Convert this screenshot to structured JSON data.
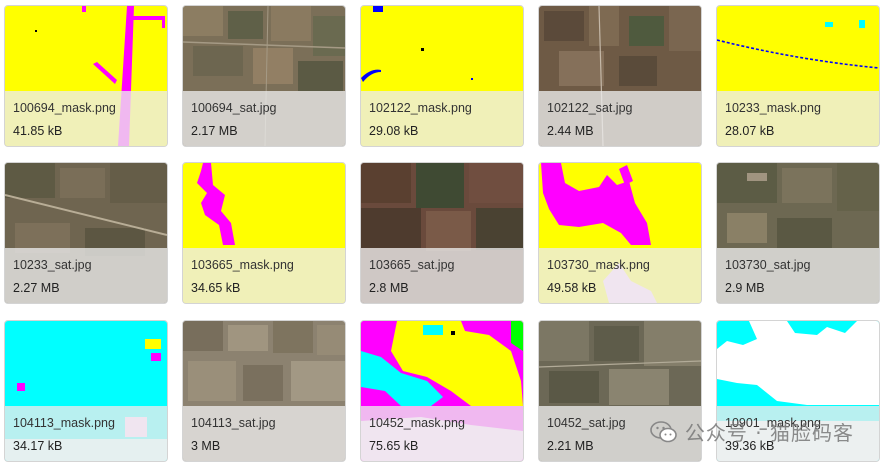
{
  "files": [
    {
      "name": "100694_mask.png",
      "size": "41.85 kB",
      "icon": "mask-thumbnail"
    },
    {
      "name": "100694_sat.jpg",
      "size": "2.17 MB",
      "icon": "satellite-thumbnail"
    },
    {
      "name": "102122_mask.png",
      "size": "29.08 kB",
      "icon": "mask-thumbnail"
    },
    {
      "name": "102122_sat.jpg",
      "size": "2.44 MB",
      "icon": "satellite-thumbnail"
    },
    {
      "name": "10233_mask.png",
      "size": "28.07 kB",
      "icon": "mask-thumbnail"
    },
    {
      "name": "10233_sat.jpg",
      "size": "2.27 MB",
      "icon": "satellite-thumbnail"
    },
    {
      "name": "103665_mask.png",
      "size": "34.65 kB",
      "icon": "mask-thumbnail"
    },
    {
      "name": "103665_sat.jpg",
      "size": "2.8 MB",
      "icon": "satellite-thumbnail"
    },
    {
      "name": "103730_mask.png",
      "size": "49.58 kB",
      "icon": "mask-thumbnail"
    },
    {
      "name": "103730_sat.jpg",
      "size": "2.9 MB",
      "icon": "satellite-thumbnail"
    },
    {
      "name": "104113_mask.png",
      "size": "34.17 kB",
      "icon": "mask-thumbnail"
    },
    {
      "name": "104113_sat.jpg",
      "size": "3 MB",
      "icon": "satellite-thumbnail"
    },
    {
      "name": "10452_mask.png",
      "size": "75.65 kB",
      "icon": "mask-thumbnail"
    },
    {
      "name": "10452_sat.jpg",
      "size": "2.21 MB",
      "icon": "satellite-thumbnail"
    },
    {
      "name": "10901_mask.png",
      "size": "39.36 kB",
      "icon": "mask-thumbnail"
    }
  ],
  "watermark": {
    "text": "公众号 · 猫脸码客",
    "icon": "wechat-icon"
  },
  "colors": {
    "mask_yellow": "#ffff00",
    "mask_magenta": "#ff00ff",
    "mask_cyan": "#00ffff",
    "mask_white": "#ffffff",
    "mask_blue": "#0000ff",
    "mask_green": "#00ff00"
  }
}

▶ PROBLEM STATEMENT
The listing above must be printed again exactly, minus its pictures.

▶ WRITTEN SOLUTION
Convert this screenshot to structured JSON data.
{
  "files": [
    {
      "name": "100694_mask.png",
      "size": "41.85 kB",
      "icon": "mask-thumbnail"
    },
    {
      "name": "100694_sat.jpg",
      "size": "2.17 MB",
      "icon": "satellite-thumbnail"
    },
    {
      "name": "102122_mask.png",
      "size": "29.08 kB",
      "icon": "mask-thumbnail"
    },
    {
      "name": "102122_sat.jpg",
      "size": "2.44 MB",
      "icon": "satellite-thumbnail"
    },
    {
      "name": "10233_mask.png",
      "size": "28.07 kB",
      "icon": "mask-thumbnail"
    },
    {
      "name": "10233_sat.jpg",
      "size": "2.27 MB",
      "icon": "satellite-thumbnail"
    },
    {
      "name": "103665_mask.png",
      "size": "34.65 kB",
      "icon": "mask-thumbnail"
    },
    {
      "name": "103665_sat.jpg",
      "size": "2.8 MB",
      "icon": "satellite-thumbnail"
    },
    {
      "name": "103730_mask.png",
      "size": "49.58 kB",
      "icon": "mask-thumbnail"
    },
    {
      "name": "103730_sat.jpg",
      "size": "2.9 MB",
      "icon": "satellite-thumbnail"
    },
    {
      "name": "104113_mask.png",
      "size": "34.17 kB",
      "icon": "mask-thumbnail"
    },
    {
      "name": "104113_sat.jpg",
      "size": "3 MB",
      "icon": "satellite-thumbnail"
    },
    {
      "name": "10452_mask.png",
      "size": "75.65 kB",
      "icon": "mask-thumbnail"
    },
    {
      "name": "10452_sat.jpg",
      "size": "2.21 MB",
      "icon": "satellite-thumbnail"
    },
    {
      "name": "10901_mask.png",
      "size": "39.36 kB",
      "icon": "mask-thumbnail"
    }
  ],
  "watermark": {
    "text": "公众号 · 猫脸码客",
    "icon": "wechat-icon"
  },
  "colors": {
    "mask_yellow": "#ffff00",
    "mask_magenta": "#ff00ff",
    "mask_cyan": "#00ffff",
    "mask_white": "#ffffff",
    "mask_blue": "#0000ff",
    "mask_green": "#00ff00"
  }
}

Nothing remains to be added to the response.